# [PROMPT]
Wherever the word "Room" appears in a line, copy that line.

— begin DATA SHOWN —

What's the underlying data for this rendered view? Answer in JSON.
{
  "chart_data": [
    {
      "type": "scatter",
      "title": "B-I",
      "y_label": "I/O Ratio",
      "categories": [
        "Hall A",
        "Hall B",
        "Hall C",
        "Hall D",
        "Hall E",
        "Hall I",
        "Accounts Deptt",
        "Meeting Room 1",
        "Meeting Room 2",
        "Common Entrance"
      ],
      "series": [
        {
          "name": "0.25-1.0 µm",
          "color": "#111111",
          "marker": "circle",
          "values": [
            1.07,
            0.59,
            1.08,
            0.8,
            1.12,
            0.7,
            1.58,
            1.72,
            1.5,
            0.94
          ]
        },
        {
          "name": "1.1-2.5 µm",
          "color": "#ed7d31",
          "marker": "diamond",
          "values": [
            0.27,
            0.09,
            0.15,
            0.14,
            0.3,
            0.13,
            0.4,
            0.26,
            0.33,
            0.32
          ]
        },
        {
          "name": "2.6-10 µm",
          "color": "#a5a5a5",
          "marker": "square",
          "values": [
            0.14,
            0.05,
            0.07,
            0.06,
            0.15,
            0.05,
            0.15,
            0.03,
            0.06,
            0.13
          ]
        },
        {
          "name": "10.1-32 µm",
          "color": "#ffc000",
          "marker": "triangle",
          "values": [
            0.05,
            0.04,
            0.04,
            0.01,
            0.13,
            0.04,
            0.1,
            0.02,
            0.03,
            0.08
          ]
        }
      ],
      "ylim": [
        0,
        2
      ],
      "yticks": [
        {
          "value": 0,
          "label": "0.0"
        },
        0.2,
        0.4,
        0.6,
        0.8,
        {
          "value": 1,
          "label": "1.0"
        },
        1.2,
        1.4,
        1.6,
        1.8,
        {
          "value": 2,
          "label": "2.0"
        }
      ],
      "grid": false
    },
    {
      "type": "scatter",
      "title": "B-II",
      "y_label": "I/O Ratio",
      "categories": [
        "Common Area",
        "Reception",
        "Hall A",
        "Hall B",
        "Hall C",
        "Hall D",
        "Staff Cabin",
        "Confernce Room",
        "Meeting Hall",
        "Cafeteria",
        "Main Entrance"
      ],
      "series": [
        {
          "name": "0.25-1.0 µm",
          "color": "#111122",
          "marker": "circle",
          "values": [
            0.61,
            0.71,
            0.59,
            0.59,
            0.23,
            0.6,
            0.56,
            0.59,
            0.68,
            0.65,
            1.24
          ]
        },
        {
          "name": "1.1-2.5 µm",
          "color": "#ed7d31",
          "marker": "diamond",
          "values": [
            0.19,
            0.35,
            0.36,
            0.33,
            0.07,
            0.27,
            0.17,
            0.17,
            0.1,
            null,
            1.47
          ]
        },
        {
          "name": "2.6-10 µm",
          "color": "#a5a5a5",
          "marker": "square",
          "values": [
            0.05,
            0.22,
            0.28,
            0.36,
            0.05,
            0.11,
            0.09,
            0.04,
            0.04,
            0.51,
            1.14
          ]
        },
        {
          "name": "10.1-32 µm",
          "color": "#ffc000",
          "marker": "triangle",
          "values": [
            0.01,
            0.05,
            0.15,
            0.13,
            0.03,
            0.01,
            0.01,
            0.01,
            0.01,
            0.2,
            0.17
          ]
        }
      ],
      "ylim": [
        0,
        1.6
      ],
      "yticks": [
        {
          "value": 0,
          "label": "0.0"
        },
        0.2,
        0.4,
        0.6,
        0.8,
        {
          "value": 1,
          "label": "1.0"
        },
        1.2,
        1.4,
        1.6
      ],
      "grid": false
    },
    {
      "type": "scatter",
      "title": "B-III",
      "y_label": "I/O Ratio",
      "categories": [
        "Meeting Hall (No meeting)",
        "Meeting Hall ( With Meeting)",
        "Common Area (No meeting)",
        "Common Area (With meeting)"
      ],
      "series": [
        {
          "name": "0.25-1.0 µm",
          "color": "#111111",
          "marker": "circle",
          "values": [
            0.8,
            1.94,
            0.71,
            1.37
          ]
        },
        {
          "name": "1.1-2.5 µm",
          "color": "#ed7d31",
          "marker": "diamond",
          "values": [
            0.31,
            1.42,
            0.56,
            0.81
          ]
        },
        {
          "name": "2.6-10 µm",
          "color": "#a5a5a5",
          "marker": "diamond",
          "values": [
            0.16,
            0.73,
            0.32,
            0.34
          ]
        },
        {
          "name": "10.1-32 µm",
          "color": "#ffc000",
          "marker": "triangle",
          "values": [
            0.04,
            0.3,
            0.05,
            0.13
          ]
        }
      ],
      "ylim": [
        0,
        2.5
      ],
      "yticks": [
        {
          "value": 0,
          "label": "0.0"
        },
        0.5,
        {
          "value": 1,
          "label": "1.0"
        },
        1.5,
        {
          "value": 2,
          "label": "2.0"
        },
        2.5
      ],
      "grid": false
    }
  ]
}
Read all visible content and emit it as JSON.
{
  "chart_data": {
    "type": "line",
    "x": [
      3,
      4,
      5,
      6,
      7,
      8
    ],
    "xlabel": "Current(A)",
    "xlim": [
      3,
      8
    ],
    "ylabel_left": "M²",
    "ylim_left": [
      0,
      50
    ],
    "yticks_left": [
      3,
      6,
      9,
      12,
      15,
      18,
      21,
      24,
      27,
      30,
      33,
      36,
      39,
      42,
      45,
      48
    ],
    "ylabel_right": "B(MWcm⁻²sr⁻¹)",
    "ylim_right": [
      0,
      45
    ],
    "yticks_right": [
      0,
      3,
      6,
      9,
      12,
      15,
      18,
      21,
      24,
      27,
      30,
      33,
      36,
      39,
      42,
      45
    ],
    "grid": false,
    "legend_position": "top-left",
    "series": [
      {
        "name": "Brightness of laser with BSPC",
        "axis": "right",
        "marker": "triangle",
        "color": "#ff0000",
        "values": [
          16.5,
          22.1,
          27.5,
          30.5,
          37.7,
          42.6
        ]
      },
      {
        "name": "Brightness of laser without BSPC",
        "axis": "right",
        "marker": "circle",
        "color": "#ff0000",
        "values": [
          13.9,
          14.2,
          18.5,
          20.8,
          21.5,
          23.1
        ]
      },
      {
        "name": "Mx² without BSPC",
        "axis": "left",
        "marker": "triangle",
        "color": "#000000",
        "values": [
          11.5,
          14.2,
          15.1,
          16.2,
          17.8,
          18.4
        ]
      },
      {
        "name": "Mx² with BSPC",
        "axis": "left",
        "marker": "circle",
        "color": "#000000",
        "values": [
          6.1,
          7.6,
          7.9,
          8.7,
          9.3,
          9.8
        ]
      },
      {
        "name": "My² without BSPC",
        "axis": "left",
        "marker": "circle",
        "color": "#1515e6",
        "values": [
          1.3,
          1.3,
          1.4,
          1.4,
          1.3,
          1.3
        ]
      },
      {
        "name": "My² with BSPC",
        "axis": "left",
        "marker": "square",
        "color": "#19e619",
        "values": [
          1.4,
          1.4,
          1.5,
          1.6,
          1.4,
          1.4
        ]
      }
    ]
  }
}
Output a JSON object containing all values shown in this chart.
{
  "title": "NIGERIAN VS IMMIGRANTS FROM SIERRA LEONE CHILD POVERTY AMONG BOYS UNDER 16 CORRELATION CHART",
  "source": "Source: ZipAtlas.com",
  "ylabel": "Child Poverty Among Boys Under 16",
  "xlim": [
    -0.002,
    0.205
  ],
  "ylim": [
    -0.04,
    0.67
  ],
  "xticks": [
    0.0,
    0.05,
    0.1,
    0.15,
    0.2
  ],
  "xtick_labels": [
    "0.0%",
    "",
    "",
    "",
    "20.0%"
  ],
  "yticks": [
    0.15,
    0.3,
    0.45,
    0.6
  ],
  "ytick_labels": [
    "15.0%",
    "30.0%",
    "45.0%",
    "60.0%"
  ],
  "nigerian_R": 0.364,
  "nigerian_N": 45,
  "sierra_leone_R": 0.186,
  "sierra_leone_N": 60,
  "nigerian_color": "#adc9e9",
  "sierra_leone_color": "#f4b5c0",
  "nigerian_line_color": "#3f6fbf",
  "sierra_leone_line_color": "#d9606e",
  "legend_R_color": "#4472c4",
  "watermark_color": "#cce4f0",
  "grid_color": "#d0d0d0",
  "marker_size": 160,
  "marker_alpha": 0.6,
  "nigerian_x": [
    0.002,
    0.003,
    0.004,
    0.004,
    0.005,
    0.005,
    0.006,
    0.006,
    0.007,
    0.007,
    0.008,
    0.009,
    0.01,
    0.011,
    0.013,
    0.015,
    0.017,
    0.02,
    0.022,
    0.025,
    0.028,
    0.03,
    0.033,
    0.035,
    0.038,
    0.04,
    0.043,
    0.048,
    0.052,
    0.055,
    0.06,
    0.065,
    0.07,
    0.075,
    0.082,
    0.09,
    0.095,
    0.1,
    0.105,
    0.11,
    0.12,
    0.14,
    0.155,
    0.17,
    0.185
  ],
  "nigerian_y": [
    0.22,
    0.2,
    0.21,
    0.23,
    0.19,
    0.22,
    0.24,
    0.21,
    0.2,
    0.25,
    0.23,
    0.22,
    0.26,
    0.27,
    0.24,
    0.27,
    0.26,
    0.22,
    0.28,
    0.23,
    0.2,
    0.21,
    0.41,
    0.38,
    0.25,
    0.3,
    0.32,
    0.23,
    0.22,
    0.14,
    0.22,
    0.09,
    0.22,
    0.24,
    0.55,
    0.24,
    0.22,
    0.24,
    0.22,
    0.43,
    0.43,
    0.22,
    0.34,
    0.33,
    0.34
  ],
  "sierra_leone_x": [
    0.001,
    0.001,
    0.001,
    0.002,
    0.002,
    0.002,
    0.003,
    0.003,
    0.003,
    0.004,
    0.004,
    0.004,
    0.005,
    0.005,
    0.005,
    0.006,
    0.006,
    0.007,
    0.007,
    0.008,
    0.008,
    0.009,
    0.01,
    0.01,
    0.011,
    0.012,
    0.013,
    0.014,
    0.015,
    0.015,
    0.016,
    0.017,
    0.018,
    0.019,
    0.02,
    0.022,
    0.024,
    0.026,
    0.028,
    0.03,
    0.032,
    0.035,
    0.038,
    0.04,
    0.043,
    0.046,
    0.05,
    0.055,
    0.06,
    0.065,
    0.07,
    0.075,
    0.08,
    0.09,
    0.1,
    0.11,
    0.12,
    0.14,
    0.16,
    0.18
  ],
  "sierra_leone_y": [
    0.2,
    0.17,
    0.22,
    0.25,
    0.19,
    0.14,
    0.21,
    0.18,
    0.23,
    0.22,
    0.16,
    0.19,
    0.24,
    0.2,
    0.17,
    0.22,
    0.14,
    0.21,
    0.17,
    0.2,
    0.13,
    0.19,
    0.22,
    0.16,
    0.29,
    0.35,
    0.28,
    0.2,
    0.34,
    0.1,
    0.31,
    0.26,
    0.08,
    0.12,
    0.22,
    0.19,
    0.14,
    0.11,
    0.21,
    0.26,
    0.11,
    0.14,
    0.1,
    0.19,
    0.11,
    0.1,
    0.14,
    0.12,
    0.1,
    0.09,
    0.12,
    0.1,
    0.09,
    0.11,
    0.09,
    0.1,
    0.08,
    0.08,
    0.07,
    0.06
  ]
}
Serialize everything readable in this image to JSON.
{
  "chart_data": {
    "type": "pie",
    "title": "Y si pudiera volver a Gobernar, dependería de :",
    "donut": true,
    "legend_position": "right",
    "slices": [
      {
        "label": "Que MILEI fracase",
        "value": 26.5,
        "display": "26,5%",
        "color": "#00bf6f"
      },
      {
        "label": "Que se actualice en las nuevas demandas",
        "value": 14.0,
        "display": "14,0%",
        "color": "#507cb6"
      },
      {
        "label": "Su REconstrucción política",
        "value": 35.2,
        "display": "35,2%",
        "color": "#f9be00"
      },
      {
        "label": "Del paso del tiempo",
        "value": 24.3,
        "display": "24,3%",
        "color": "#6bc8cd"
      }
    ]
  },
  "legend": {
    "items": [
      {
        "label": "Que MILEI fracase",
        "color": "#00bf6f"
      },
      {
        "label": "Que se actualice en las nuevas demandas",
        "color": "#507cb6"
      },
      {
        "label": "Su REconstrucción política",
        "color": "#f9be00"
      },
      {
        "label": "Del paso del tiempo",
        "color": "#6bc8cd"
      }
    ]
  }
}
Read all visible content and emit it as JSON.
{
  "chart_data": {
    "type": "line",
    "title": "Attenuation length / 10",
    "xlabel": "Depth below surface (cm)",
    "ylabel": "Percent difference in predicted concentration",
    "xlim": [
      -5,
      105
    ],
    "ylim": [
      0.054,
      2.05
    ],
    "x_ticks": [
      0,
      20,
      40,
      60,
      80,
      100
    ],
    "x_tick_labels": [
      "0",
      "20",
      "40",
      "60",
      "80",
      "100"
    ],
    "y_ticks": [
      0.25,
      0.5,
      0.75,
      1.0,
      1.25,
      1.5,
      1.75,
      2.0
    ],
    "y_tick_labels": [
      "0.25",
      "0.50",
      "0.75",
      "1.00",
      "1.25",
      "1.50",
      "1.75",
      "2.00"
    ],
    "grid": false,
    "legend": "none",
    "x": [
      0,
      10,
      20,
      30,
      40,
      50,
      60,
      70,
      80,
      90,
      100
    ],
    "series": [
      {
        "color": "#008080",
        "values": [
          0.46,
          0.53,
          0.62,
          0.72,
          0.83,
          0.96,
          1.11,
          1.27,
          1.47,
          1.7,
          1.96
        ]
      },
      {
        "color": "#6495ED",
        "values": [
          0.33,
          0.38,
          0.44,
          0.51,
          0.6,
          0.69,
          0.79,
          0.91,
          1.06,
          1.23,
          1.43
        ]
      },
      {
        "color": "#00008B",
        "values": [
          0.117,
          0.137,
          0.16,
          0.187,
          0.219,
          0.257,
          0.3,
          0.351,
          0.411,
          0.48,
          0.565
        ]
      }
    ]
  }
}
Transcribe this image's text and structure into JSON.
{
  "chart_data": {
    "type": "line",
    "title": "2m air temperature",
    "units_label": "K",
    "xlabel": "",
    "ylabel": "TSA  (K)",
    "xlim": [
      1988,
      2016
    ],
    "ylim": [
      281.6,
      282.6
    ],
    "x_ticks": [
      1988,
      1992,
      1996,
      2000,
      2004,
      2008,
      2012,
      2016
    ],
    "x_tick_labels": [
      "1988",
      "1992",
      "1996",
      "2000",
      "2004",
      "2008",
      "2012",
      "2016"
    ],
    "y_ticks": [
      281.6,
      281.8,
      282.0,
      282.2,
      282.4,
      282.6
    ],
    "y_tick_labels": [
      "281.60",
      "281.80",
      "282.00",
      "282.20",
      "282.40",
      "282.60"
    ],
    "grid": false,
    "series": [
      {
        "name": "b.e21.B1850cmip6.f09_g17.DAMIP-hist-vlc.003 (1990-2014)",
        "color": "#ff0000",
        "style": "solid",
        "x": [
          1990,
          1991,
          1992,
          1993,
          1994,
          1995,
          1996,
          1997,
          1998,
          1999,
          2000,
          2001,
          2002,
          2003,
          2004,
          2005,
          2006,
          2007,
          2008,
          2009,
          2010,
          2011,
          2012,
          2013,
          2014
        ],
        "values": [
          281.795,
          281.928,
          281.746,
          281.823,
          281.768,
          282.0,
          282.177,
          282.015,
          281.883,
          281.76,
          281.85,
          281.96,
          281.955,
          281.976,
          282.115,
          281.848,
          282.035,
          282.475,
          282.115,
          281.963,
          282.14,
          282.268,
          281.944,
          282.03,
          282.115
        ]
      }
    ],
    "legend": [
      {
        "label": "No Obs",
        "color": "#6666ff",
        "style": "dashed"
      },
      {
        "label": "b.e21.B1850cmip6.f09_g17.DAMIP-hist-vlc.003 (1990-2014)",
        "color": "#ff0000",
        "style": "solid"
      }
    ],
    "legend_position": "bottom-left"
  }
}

— end DATA SHOWN —

# [TASK RESULT]
        "Meeting Room 1",
        "Meeting Room 2",
        "Confernce Room",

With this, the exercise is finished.